------ Quoted text

Parameterized datatypes represent multiple logical interpretations of the underlying physical data, where each parameterized interpretation is a distinct datatype in its own right.

arrow datatype description kdb+ representation
fixed_size_binary (byte_width) fixed-size binary: each value occupies the same number of bytes mixed list of 4h
timestamp (time_unit) exact timestamp encoded with int64_t (as number of seconds, milliseconds, microseconds or nanoseconds since Unix epoch) 12h (with automatic epoch offsetting and TimeUnit scaling)
time32 (time_unit) time as signed 32-bit integer, representing either seconds or milliseconds since midnight 19h (with automatic TimeUnit scaling)
time64 (time_unit) time as signed 64-bit integer, representing either microseconds or nanoseconds since midnight 16h (with automatic TimeUnit scaling)
duration (time_unit) measure of elapsed time in either seconds, milliseconds, microseconds or nanoseconds 16h (with automatic TimeUnit scaling)
decimal128 (precision, scale) precision- and scale-based signed 128-bit integer in twos complement mixed list of 4h (each of length 16)

Nested

Nested datatypes define higher-level groupings of either the child datatypes or its constituent fields. (A field specifies its datatype and the field’s name.)

------------
------ Dataset rows

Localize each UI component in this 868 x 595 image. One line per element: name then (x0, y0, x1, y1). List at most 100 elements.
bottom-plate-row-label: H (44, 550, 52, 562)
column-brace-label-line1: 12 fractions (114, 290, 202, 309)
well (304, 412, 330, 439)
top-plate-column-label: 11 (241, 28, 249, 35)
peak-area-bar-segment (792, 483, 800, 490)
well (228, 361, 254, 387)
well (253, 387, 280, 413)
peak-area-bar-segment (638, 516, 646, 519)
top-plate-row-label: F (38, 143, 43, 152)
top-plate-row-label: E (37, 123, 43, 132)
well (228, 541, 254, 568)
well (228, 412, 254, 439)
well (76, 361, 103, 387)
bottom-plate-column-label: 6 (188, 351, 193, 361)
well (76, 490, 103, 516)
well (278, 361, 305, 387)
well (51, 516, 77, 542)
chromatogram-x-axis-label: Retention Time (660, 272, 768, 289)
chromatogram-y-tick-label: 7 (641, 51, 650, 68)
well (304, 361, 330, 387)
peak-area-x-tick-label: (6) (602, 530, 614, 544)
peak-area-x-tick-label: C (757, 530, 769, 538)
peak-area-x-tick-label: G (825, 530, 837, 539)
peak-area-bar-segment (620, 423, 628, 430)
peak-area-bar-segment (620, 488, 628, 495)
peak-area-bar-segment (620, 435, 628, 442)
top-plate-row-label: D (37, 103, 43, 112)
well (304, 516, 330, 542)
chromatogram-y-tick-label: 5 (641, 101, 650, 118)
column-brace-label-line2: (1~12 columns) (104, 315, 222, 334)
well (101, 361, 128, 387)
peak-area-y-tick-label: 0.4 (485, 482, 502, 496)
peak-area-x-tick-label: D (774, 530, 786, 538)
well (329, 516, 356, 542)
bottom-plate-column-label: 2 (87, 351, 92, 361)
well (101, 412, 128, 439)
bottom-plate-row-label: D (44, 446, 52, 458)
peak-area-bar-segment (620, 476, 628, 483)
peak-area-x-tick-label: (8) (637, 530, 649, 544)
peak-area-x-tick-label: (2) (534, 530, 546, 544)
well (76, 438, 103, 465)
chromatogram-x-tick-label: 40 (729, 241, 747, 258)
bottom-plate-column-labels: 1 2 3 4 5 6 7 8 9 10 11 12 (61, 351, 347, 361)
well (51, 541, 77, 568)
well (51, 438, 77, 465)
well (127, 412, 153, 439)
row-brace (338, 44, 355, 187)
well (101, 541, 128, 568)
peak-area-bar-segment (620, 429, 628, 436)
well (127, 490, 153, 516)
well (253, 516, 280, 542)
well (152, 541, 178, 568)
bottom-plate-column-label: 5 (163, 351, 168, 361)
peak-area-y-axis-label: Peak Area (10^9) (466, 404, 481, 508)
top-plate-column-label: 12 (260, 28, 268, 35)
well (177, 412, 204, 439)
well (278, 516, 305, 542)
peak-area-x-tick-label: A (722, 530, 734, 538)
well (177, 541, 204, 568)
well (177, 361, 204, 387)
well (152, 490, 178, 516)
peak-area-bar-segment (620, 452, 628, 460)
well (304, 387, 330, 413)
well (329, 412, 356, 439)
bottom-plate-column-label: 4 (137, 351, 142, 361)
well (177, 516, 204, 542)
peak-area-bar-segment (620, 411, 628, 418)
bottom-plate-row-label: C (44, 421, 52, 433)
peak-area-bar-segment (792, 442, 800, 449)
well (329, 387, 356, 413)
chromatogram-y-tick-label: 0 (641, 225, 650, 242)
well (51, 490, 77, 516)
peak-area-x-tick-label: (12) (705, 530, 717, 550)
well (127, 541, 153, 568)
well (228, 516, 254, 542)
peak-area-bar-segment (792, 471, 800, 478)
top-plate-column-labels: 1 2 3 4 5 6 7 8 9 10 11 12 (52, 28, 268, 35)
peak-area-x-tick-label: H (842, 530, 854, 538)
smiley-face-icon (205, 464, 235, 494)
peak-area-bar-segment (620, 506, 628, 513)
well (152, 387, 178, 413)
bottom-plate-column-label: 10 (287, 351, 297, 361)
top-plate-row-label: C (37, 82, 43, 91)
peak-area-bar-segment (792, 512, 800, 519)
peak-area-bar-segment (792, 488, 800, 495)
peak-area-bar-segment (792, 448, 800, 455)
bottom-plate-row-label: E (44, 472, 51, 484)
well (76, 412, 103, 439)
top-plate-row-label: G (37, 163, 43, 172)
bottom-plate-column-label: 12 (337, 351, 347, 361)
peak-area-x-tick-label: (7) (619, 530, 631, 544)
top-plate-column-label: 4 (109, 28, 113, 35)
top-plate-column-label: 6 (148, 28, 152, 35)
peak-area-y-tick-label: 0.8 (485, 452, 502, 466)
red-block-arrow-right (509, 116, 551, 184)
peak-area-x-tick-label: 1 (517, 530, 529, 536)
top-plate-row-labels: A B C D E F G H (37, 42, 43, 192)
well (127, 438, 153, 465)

------------

### Given request
Please quote the passage on Arrow datatypes word for word, beginning at the words "time32 (time_unit) time" and stopping after "nanoseconds 16h (with automatic TimeUnit scaling)".

### Solved exercise
time32 (time_unit) time as signed 32-bit integer, representing either seconds or milliseconds since midnight 19h (with automatic TimeUnit scaling)
time64 (time_unit) time as signed 64-bit integer, representing either microseconds or nanoseconds since midnight 16h (with automatic TimeUnit scaling)
duration (time_unit) measure of elapsed time in either seconds, milliseconds, microseconds or nanoseconds 16h (with automatic TimeUnit scaling)